Output every line of the entries below unchanged, leaving out the pictures.

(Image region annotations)
____
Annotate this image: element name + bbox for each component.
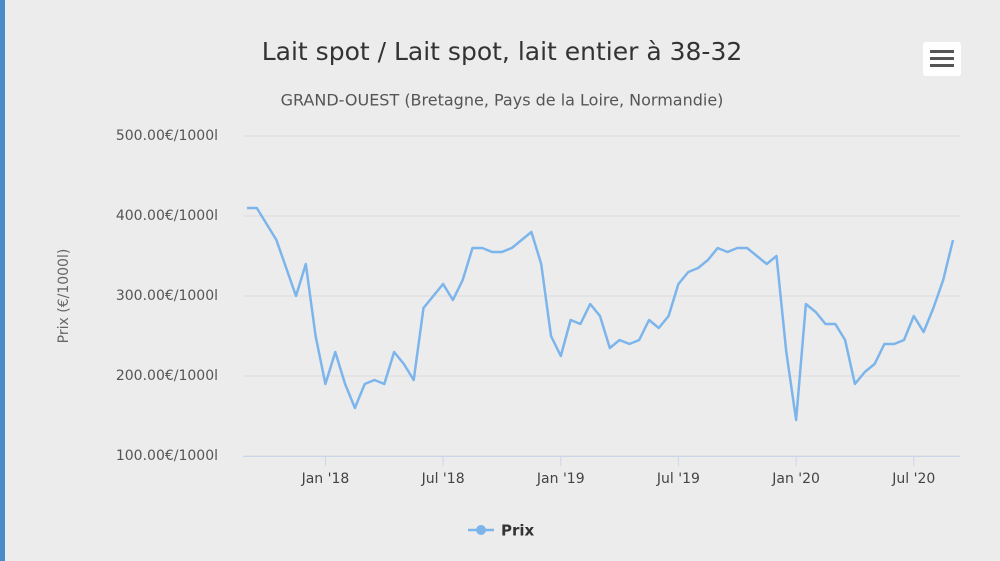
left-border [0,0,5,561]
y-axis-label: Prix (€/1000l) [56,249,72,344]
y-tick-label: 300.00€/1000l [116,288,218,304]
y-tick-label: 200.00€/1000l [116,368,218,384]
legend-label: Prix [501,522,535,540]
x-tick-label: Jan '18 [301,471,350,487]
menu-button[interactable] [923,42,961,76]
x-tick-label: Jul '19 [656,471,700,487]
x-tick-label: Jul '20 [891,471,935,487]
x-tick-label: Jan '19 [536,471,585,487]
x-tick-label: Jul '18 [421,471,465,487]
line-series [247,206,955,422]
legend-marker [476,525,486,535]
x-tick-label: Jan '20 [771,471,820,487]
chart-subtitle: GRAND-OUEST (Bretagne, Pays de la Loire,… [281,91,724,110]
y-tick-label: 100.00€/1000l [116,448,218,464]
y-tick-label: 500.00€/1000l [116,128,218,144]
y-tick-label: 400.00€/1000l [116,208,218,224]
chart-title: Lait spot / Lait spot, lait entier à 38-… [262,37,743,66]
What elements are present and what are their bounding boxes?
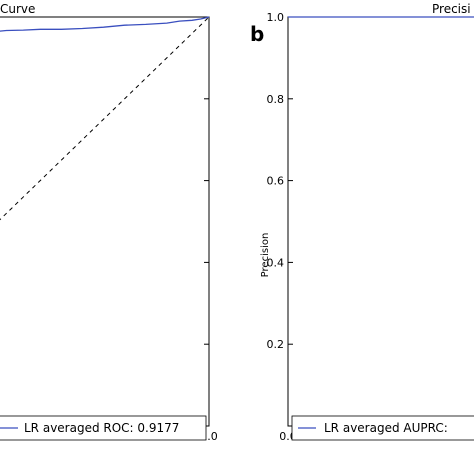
pr-legend: LR averaged AUPRC: — [291, 415, 474, 441]
roc-curve-0 — [0, 16, 210, 32]
pr-y-tick-label: 0.4 — [267, 256, 285, 269]
pr-y-axis-label: Precision — [260, 233, 271, 278]
roc-legend-label: LR averaged ROC: 0.9177 — [24, 421, 179, 435]
pr-y-tick-label: 0.2 — [267, 338, 285, 351]
roc-series — [0, 16, 210, 221]
pr-y-tick-label: 0.6 — [267, 175, 285, 188]
roc-legend-box — [0, 415, 207, 441]
roc-x-ticks: 0.81.0 — [116, 98, 218, 443]
roc-plot-frame — [0, 16, 210, 427]
panel-label-b: b — [250, 22, 264, 46]
pr-title: Precisi — [432, 2, 471, 16]
pr-y-tick-label: 0.8 — [267, 93, 285, 106]
roc-chance-line — [0, 16, 210, 221]
roc-legend: LR averaged ROC: 0.9177 — [0, 415, 207, 441]
roc-panel: Curve itive Rate 0.81.0 LR averaged ROC:… — [0, 2, 218, 443]
pr-panel: b Precisi Precision 0.20.40.60.81.0 0.00… — [250, 2, 474, 443]
pr-plot-frame — [287, 16, 474, 427]
pr-y-tick-label: 1.0 — [267, 11, 285, 24]
pr-legend-box — [291, 415, 474, 441]
pr-legend-label: LR averaged AUPRC: — [324, 421, 448, 435]
roc-title: Curve — [0, 2, 35, 16]
pr-y-ticks: 0.2 0.4 0.6 0.8 1.0 — [267, 11, 293, 351]
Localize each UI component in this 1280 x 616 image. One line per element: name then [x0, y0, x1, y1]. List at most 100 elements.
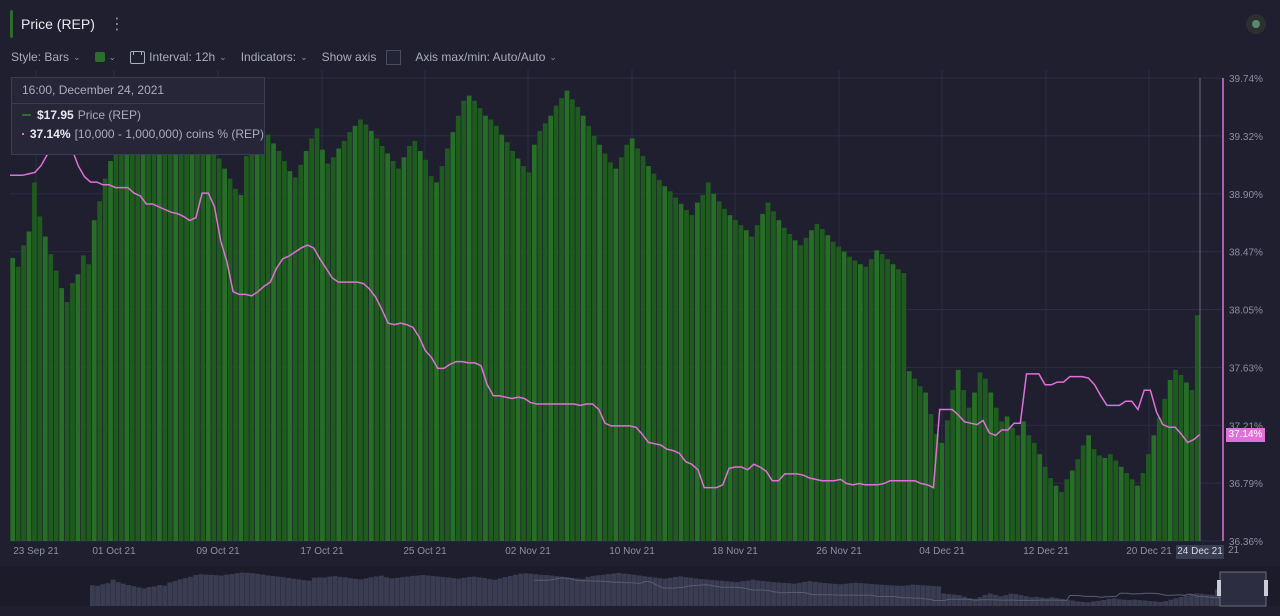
x-axis-ticks: 23 Sep 21 01 Oct 21 09 Oct 21 17 Oct 21 25 O… [13, 546, 1172, 557]
price-bar [254, 153, 260, 541]
navigator-bar [291, 578, 297, 606]
price-bar [629, 138, 635, 542]
navigator-bar [301, 580, 307, 606]
navigator-bar [946, 594, 952, 606]
navigator-bar [487, 579, 493, 606]
axis-range-dropdown[interactable]: Axis max/min: Auto/Auto ⌄ [415, 50, 557, 64]
data-tooltip: 16:00, December 24, 2021 $17.95 Price (R… [11, 77, 265, 155]
price-bar [86, 264, 92, 541]
navigator-bar [198, 574, 204, 606]
price-bar [879, 254, 885, 542]
title-accent [10, 10, 13, 38]
price-bar [477, 108, 483, 542]
show-axis-checkbox[interactable] [386, 49, 402, 65]
navigator-bar [177, 579, 183, 606]
navigator-bar [260, 574, 266, 606]
x-tick-label: 02 Nov 21 [505, 546, 551, 557]
navigator-bar [544, 575, 549, 606]
price-bar [385, 153, 391, 541]
navigator-bar [430, 575, 436, 606]
price-bar [863, 266, 869, 541]
price-bar [10, 257, 16, 541]
price-bar [1053, 485, 1059, 541]
price-bar [341, 140, 347, 542]
navigator-bar [306, 580, 312, 606]
navigator-bar [409, 575, 415, 606]
show-axis-toggle[interactable]: Show axis [321, 49, 402, 65]
navigator-bar [1116, 599, 1122, 606]
price-bar [146, 125, 151, 541]
navigator-bar [642, 576, 647, 606]
navigator-window[interactable] [1219, 571, 1267, 607]
navigator-right-handle[interactable] [1264, 580, 1268, 596]
navigator-bar [1194, 593, 1200, 606]
navigator-bar [729, 581, 735, 606]
navigator-bar [920, 585, 926, 606]
status-indicator-icon[interactable] [1246, 14, 1266, 34]
price-bar [754, 225, 760, 542]
navigator-bar [188, 576, 193, 606]
price-bar [211, 148, 217, 541]
navigator-bar [600, 574, 606, 606]
price-bar [733, 220, 738, 541]
price-bar [896, 269, 901, 541]
price-bar [1080, 445, 1086, 541]
tooltip-datetime: 16:00, December 24, 2021 [12, 78, 264, 104]
chart-title: Price (REP) [21, 16, 95, 32]
more-options-icon[interactable]: ⋮ [108, 16, 125, 33]
price-bar [1097, 455, 1102, 541]
price-bar [695, 202, 700, 541]
navigator-bar [136, 587, 142, 606]
navigator-panel[interactable] [0, 566, 1280, 607]
show-axis-label: Show axis [321, 50, 377, 64]
y-tick-label: 36.79% [1229, 479, 1263, 490]
price-bar [722, 208, 727, 541]
navigator-bar [910, 584, 916, 606]
navigator-bar [342, 577, 348, 606]
navigator-left-handle[interactable] [1217, 580, 1221, 596]
style-dropdown[interactable]: Style: Bars ⌄ [11, 50, 81, 64]
navigator-bar [425, 575, 431, 606]
interval-dropdown[interactable]: Interval: 12h ⌄ [130, 50, 227, 64]
navigator-bar [621, 573, 627, 606]
navigator-bar [1091, 601, 1096, 606]
price-bar [597, 144, 602, 541]
price-bar [233, 188, 238, 541]
navigator-bar [688, 577, 694, 606]
indicators-dropdown[interactable]: Indicators: ⌄ [241, 50, 308, 64]
price-bar [1167, 379, 1173, 541]
navigator-bar [218, 575, 224, 606]
x-tick-label: 17 Oct 21 [300, 546, 344, 557]
price-bar [21, 245, 26, 542]
navigator-bar [1152, 601, 1158, 606]
price-bar [434, 182, 439, 541]
navigator-bar [270, 575, 276, 606]
price-bar [934, 434, 939, 541]
price-bar [445, 148, 450, 541]
navigator-bar [1080, 601, 1086, 606]
price-bar [526, 172, 532, 541]
navigator-bar [667, 577, 673, 606]
x-tick-label: 25 Oct 21 [403, 546, 447, 557]
price-bar [157, 106, 162, 541]
navigator-bar [1075, 601, 1081, 606]
price-bar [184, 103, 189, 542]
navigator-bar [317, 577, 322, 606]
price-bar [358, 119, 363, 542]
navigator-bar [1039, 597, 1045, 606]
navigator-bar [435, 576, 441, 606]
price-bar [314, 128, 320, 541]
price-bar [428, 176, 434, 541]
price-bar [336, 148, 342, 541]
navigator-bar [1111, 598, 1117, 606]
navigator-bar [812, 581, 818, 606]
navigator-bar [255, 573, 260, 606]
price-bar [1194, 315, 1200, 541]
x-tick-label: 01 Oct 21 [92, 546, 136, 557]
price-bar [417, 150, 423, 541]
navigator-bar [131, 586, 137, 606]
price-bar [564, 90, 570, 542]
navigator-bar [373, 576, 379, 606]
color-dropdown[interactable]: ⌄ [94, 52, 116, 63]
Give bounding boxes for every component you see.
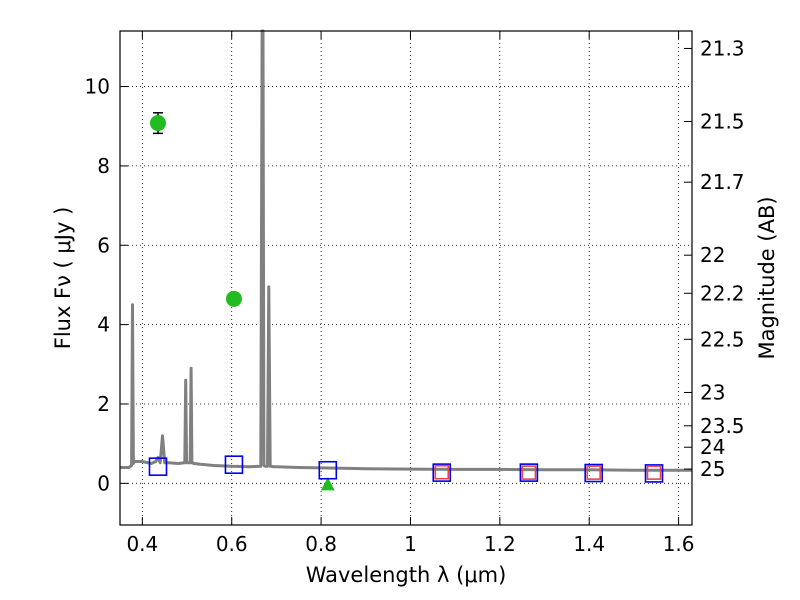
____
» **Result below**:
Annotate this image: element name + bbox for each component.
left-border [0,0,5,561]
y-axis-label: Prix (€/1000l) [56,249,72,344]
y-tick-label: 300.00€/1000l [116,288,218,304]
y-tick-label: 200.00€/1000l [116,368,218,384]
legend-label: Prix [501,522,535,540]
x-tick-label: Jan '18 [301,471,350,487]
menu-button[interactable] [923,42,961,76]
x-tick-label: Jul '19 [656,471,700,487]
x-tick-label: Jul '20 [891,471,935,487]
x-tick-label: Jan '19 [536,471,585,487]
x-tick-label: Jul '18 [421,471,465,487]
line-series [247,206,955,422]
legend-marker [476,525,486,535]
x-tick-label: Jan '20 [771,471,820,487]
chart-subtitle: GRAND-OUEST (Bretagne, Pays de la Loire,… [281,91,724,110]
y-tick-label: 100.00€/1000l [116,448,218,464]
y-tick-label: 500.00€/1000l [116,128,218,144]
y-tick-label: 400.00€/1000l [116,208,218,224]
chart-title: Lait spot / Lait spot, lait entier à 38-… [262,37,743,66]
What elements are present and what are their bounding boxes?
pr-legend: LR averaged AUPRC: — [291, 415, 474, 441]
roc-curve-0 — [0, 16, 210, 32]
pr-y-tick-label: 0.4 — [267, 256, 285, 269]
pr-y-axis-label: Precision — [260, 233, 271, 278]
roc-legend-label: LR averaged ROC: 0.9177 — [24, 421, 179, 435]
pr-y-tick-label: 0.2 — [267, 338, 285, 351]
roc-series — [0, 16, 210, 221]
pr-y-tick-label: 0.6 — [267, 175, 285, 188]
roc-legend-box — [0, 415, 207, 441]
roc-x-ticks: 0.81.0 — [116, 98, 218, 443]
roc-plot-frame — [0, 16, 210, 427]
panel-label-b: b — [250, 22, 264, 46]
pr-title: Precisi — [432, 2, 471, 16]
pr-y-tick-label: 0.8 — [267, 93, 285, 106]
roc-chance-line — [0, 16, 210, 221]
roc-legend: LR averaged ROC: 0.9177 — [0, 415, 207, 441]
roc-panel: Curve itive Rate 0.81.0 LR averaged ROC:… — [0, 2, 218, 443]
pr-panel: b Precisi Precision 0.20.40.60.81.0 0.00… — [250, 2, 474, 443]
pr-plot-frame — [287, 16, 474, 427]
pr-y-tick-label: 1.0 — [267, 11, 285, 24]
pr-legend-box — [291, 415, 474, 441]
pr-legend-label: LR averaged AUPRC: — [324, 421, 448, 435]
roc-title: Curve — [0, 2, 35, 16]
pr-y-ticks: 0.2 0.4 0.6 0.8 1.0 — [267, 11, 293, 351]
Localize each UI component in this 1280 x 616 image. One line per element: name then [x0, y0, x1, y1]. List at most 100 elements.
x-axis-ticks: 23 Sep 21 01 Oct 21 09 Oct 21 17 Oct 21 25 O… [13, 546, 1172, 557]
price-bar [254, 153, 260, 541]
navigator-bar [291, 578, 297, 606]
price-bar [629, 138, 635, 542]
navigator-bar [301, 580, 307, 606]
navigator-bar [946, 594, 952, 606]
navigator-bar [487, 579, 493, 606]
axis-range-dropdown[interactable]: Axis max/min: Auto/Auto ⌄ [415, 50, 557, 64]
data-tooltip: 16:00, December 24, 2021 $17.95 Price (R… [11, 77, 265, 155]
price-bar [86, 264, 92, 541]
navigator-bar [198, 574, 204, 606]
price-bar [879, 254, 885, 542]
title-accent [10, 10, 13, 38]
price-bar [477, 108, 483, 542]
show-axis-checkbox[interactable] [386, 49, 402, 65]
navigator-bar [177, 579, 183, 606]
navigator-bar [260, 574, 266, 606]
x-tick-label: 02 Nov 21 [505, 546, 551, 557]
navigator-bar [544, 575, 549, 606]
price-bar [385, 153, 391, 541]
navigator-bar [430, 575, 436, 606]
price-bar [863, 266, 869, 541]
price-bar [10, 257, 16, 541]
price-bar [1053, 485, 1059, 541]
price-bar [341, 140, 347, 542]
navigator-bar [306, 580, 312, 606]
navigator-bar [409, 575, 415, 606]
show-axis-toggle[interactable]: Show axis [321, 49, 402, 65]
navigator-bar [1116, 599, 1122, 606]
price-bar [146, 125, 151, 541]
navigator-bar [642, 576, 647, 606]
navigator-window[interactable] [1219, 571, 1267, 607]
navigator-right-handle[interactable] [1264, 580, 1268, 596]
navigator-bar [1194, 593, 1200, 606]
navigator-bar [729, 581, 735, 606]
navigator-bar [920, 585, 926, 606]
status-indicator-icon[interactable] [1246, 14, 1266, 34]
price-bar [754, 225, 760, 542]
navigator-bar [188, 576, 193, 606]
price-bar [211, 148, 217, 541]
navigator-bar [600, 574, 606, 606]
price-bar [733, 220, 738, 541]
price-bar [896, 269, 901, 541]
price-bar [1080, 445, 1086, 541]
tooltip-datetime: 16:00, December 24, 2021 [12, 78, 264, 104]
chart-title: Price (REP) [21, 16, 95, 32]
more-options-icon[interactable]: ⋮ [108, 16, 125, 33]
price-bar [1097, 455, 1102, 541]
price-bar [695, 202, 700, 541]
navigator-bar [136, 587, 142, 606]
navigator-panel[interactable] [0, 566, 1280, 607]
show-axis-label: Show axis [321, 50, 377, 64]
y-tick-label: 36.79% [1229, 479, 1263, 490]
price-bar [722, 208, 727, 541]
navigator-bar [910, 584, 916, 606]
navigator-bar [342, 577, 348, 606]
navigator-left-handle[interactable] [1217, 580, 1221, 596]
style-dropdown[interactable]: Style: Bars ⌄ [11, 50, 81, 64]
navigator-bar [425, 575, 431, 606]
interval-dropdown[interactable]: Interval: 12h ⌄ [130, 50, 227, 64]
navigator-bar [621, 573, 627, 606]
navigator-bar [1091, 601, 1096, 606]
price-bar [597, 144, 602, 541]
price-bar [233, 188, 238, 541]
navigator-bar [688, 577, 694, 606]
indicators-dropdown[interactable]: Indicators: ⌄ [241, 50, 308, 64]
price-bar [1167, 379, 1173, 541]
navigator-bar [218, 575, 224, 606]
x-tick-label: 17 Oct 21 [300, 546, 344, 557]
price-bar [21, 245, 26, 542]
navigator-bar [1152, 601, 1158, 606]
price-bar [434, 182, 439, 541]
navigator-bar [270, 575, 276, 606]
price-bar [934, 434, 939, 541]
price-bar [445, 148, 450, 541]
navigator-bar [1080, 601, 1086, 606]
price-bar [526, 172, 532, 541]
navigator-bar [667, 577, 673, 606]
x-tick-label: 25 Oct 21 [403, 546, 447, 557]
price-bar [157, 106, 162, 541]
navigator-bar [1075, 601, 1081, 606]
price-bar [184, 103, 189, 542]
navigator-bar [317, 577, 322, 606]
price-bar [358, 119, 363, 542]
navigator-bar [1039, 597, 1045, 606]
navigator-bar [435, 576, 441, 606]
price-bar [314, 128, 320, 541]
price-bar [428, 176, 434, 541]
price-bar [336, 148, 342, 541]
navigator-bar [1111, 598, 1117, 606]
navigator-bar [812, 581, 818, 606]
navigator-bar [255, 573, 260, 606]
price-bar [1194, 315, 1200, 541]
x-tick-label: 01 Oct 21 [92, 546, 136, 557]
price-bar [417, 150, 423, 541]
navigator-bar [131, 586, 137, 606]
price-bar [564, 90, 570, 542]
navigator-bar [373, 576, 379, 606]
color-dropdown[interactable]: ⌄ [94, 52, 116, 63]
Give bounding boxes for every component you see.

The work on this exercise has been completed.